▸ WRITTEN EXERCISE
Give the number of lines containing the word "price", and nothing else.

▸ WORKING DATA
-- Begin --

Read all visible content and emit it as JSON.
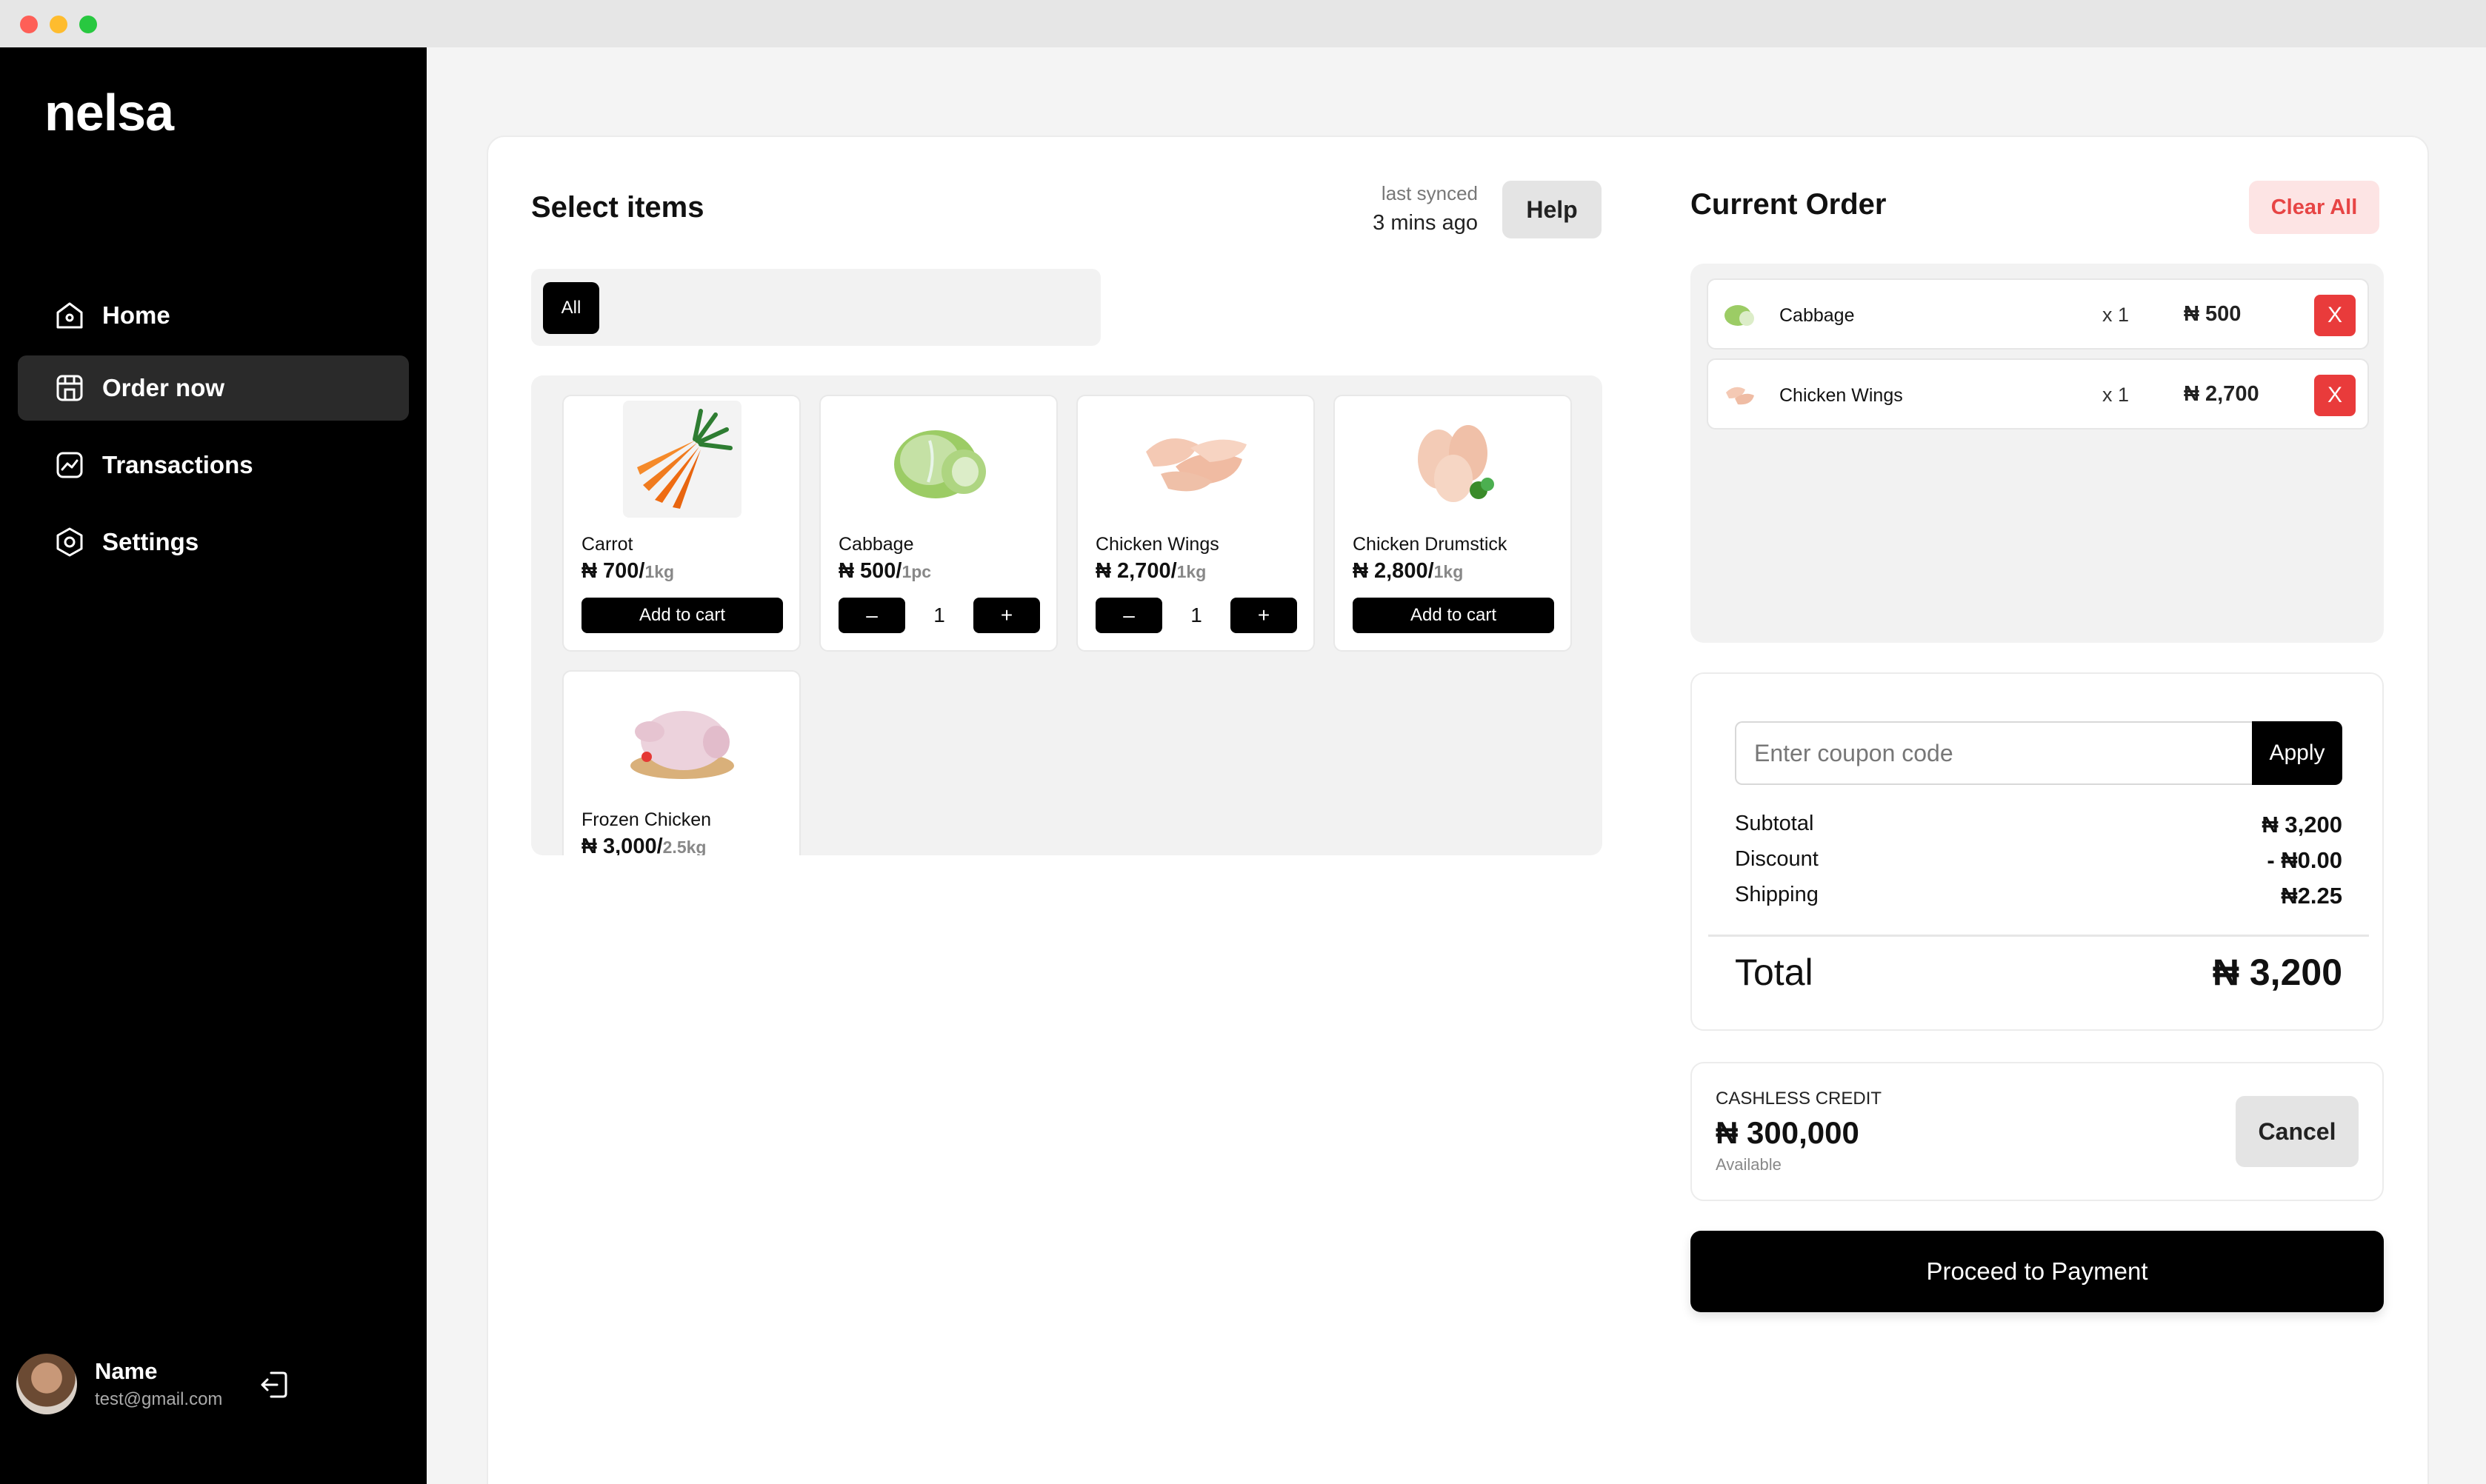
{
  "window": {
    "controls": [
      "close",
      "minimize",
      "maximize"
    ]
  },
  "sidebar": {
    "logo": "nelsa",
    "items": [
      {
        "label": "Home",
        "icon": "home-icon",
        "active": false
      },
      {
        "label": "Order now",
        "icon": "store-icon",
        "active": true
      },
      {
        "label": "Transactions",
        "icon": "chart-icon",
        "active": false
      },
      {
        "label": "Settings",
        "icon": "settings-icon",
        "active": false
      }
    ],
    "user": {
      "name": "Name",
      "email": "test@gmail.com"
    }
  },
  "select": {
    "title": "Select items",
    "synced_label": "last synced",
    "synced_time": "3 mins ago",
    "help": "Help",
    "filter": "All",
    "products": [
      {
        "name": "Carrot",
        "price": "₦ 700/",
        "unit": "1kg",
        "action": "Add to cart"
      },
      {
        "name": "Cabbage",
        "price": "₦ 500/",
        "unit": "1pc",
        "qty": "1",
        "minus": "–",
        "plus": "+"
      },
      {
        "name": "Chicken Wings",
        "price": "₦ 2,700/",
        "unit": "1kg",
        "qty": "1",
        "minus": "–",
        "plus": "+"
      },
      {
        "name": "Chicken Drumstick",
        "price": "₦ 2,800/",
        "unit": "1kg",
        "action": "Add to cart"
      },
      {
        "name": "Frozen Chicken",
        "price": "₦ 3,000/",
        "unit": "2.5kg"
      }
    ]
  },
  "order": {
    "title": "Current Order",
    "clear": "Clear All",
    "items": [
      {
        "name": "Cabbage",
        "qty": "x 1",
        "price": "₦ 500",
        "remove": "X"
      },
      {
        "name": "Chicken Wings",
        "qty": "x 1",
        "price": "₦ 2,700",
        "remove": "X"
      }
    ],
    "coupon_placeholder": "Enter coupon code",
    "apply": "Apply",
    "subtotal_label": "Subtotal",
    "subtotal": "₦ 3,200",
    "discount_label": "Discount",
    "discount": "- ₦0.00",
    "shipping_label": "Shipping",
    "shipping": "₦2.25",
    "total_label": "Total",
    "total": "₦ 3,200"
  },
  "credit": {
    "label": "CASHLESS CREDIT",
    "amount": "₦ 300,000",
    "available": "Available",
    "cancel": "Cancel"
  },
  "payment": {
    "label": "Proceed to Payment"
  },
  "colors": {
    "accent": "#000000",
    "danger": "#e93b3b",
    "danger_soft": "#fde4e4"
  }
}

-- End --

▸ EXPECTED ANSWER
7